- Set problem:
Locate the lines of the listing below that hold "характеристики", then copy each of them.

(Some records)
══════════════════════════════
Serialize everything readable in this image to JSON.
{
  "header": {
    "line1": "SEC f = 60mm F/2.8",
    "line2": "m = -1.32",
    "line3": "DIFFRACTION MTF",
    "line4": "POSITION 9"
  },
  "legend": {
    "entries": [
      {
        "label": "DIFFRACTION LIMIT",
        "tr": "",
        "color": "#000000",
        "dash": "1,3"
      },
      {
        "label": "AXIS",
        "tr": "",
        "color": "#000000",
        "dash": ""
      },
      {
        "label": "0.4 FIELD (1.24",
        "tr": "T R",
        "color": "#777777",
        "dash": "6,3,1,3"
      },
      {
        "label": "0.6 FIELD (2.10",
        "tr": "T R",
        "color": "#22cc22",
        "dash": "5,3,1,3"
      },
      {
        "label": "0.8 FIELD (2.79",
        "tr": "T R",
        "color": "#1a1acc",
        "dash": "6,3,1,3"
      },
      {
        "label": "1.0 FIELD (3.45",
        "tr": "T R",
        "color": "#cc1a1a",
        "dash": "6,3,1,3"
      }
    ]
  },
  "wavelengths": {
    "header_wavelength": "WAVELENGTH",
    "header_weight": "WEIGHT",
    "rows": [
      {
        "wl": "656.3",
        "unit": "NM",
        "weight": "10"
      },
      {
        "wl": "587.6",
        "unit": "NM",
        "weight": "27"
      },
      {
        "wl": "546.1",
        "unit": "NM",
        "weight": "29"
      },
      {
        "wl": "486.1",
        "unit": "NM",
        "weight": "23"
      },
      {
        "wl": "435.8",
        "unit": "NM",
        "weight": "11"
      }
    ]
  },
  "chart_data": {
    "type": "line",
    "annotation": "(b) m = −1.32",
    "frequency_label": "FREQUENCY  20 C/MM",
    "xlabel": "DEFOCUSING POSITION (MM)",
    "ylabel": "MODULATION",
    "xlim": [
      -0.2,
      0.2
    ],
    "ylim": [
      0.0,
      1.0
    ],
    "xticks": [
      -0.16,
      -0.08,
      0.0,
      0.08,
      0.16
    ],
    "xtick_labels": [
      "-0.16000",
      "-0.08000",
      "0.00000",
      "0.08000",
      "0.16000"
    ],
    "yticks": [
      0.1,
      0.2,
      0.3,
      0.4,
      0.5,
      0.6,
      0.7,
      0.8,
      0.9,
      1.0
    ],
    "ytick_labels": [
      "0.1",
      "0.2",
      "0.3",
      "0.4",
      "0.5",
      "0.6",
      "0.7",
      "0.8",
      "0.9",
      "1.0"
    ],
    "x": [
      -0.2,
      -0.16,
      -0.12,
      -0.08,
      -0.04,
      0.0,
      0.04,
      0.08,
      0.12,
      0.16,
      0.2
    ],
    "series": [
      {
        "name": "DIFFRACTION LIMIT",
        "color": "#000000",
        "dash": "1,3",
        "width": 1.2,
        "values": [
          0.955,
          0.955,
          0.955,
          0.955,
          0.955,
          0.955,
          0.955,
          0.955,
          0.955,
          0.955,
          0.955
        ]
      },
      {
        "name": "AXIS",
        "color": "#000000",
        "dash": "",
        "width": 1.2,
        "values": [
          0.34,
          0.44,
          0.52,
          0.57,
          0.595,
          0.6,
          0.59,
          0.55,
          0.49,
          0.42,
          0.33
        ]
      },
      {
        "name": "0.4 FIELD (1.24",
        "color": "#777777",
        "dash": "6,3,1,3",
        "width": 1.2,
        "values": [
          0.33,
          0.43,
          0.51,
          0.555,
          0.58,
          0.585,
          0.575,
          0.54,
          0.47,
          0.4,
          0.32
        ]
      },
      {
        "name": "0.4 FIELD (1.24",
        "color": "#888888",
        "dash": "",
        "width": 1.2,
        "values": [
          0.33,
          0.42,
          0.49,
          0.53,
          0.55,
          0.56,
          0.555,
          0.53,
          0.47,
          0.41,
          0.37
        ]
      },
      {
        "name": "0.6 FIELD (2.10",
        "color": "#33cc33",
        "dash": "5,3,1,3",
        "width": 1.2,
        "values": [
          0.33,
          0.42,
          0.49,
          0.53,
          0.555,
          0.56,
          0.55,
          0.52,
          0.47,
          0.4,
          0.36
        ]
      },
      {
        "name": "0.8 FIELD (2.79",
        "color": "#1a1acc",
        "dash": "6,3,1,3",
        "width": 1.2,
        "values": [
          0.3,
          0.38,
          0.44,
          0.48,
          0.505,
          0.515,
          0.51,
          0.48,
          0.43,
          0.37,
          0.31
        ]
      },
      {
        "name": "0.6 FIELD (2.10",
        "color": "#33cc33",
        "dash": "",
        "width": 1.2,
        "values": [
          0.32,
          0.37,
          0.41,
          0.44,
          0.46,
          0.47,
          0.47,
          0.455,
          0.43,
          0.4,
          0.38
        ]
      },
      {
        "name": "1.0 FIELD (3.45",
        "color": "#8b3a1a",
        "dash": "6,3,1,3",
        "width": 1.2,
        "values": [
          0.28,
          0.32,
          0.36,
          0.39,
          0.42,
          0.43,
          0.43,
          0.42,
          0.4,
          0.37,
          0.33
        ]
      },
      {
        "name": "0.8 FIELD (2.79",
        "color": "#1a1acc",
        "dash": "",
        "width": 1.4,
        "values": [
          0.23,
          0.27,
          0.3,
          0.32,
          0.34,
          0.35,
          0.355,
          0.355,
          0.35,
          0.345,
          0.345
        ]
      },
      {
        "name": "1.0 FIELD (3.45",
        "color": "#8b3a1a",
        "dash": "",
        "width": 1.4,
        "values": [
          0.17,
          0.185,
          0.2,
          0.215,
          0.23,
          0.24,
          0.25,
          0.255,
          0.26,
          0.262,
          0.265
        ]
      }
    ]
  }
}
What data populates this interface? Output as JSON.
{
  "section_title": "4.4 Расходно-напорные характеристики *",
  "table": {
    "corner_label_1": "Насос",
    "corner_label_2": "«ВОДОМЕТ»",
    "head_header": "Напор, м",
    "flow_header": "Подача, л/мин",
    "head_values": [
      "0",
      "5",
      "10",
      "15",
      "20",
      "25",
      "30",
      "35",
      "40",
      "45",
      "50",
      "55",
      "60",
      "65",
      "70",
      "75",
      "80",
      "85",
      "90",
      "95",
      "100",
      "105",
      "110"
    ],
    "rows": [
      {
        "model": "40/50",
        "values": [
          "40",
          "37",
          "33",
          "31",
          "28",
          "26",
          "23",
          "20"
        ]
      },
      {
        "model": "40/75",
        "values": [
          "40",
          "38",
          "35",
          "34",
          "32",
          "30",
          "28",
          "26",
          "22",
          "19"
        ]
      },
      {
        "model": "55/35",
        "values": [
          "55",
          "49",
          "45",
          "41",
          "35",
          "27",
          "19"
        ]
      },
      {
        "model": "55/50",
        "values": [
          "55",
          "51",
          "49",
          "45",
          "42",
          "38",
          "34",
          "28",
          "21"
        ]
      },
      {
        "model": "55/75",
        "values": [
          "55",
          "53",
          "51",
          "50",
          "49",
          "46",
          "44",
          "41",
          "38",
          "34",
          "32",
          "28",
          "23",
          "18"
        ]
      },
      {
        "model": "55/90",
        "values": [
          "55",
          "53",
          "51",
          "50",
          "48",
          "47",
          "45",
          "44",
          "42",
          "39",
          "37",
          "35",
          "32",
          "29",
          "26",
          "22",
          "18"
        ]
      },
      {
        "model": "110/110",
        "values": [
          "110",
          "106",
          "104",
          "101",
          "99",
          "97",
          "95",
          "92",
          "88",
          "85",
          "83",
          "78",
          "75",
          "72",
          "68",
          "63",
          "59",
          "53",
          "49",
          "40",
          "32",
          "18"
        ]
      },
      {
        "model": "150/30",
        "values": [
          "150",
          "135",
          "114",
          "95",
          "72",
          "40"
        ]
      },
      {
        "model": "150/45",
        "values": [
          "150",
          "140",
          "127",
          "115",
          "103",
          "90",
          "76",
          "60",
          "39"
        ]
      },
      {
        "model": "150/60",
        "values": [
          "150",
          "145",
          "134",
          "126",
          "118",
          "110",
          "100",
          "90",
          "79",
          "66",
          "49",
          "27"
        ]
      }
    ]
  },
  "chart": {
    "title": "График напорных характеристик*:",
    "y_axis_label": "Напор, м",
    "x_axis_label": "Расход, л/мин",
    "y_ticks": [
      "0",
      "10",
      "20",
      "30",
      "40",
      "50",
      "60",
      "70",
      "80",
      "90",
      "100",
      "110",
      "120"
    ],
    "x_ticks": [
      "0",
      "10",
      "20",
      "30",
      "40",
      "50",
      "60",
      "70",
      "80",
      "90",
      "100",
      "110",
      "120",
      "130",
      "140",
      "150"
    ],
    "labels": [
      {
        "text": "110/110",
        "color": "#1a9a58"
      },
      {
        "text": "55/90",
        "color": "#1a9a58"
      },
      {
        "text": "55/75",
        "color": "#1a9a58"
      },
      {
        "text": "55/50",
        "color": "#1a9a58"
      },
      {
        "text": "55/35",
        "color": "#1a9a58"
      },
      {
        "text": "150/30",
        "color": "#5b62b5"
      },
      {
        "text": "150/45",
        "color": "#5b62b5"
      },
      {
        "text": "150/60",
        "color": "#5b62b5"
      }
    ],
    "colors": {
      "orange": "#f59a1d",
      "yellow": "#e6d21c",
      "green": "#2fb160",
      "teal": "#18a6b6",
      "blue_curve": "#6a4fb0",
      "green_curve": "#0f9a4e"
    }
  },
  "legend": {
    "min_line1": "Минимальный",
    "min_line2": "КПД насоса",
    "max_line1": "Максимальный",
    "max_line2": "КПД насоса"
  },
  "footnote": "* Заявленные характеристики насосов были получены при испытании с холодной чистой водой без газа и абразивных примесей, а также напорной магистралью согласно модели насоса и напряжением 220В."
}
══════════════════════════════
- Exercise solution:
  "section_title": "4.4 Расходно-напорные характеристики *",
  "footnote": "* Заявленные характеристики насосов были получены при испытании с холодной чистой водой без газа и абразивных примесей, а также напорной магистралью согласно модели насоса и напряжением 220В."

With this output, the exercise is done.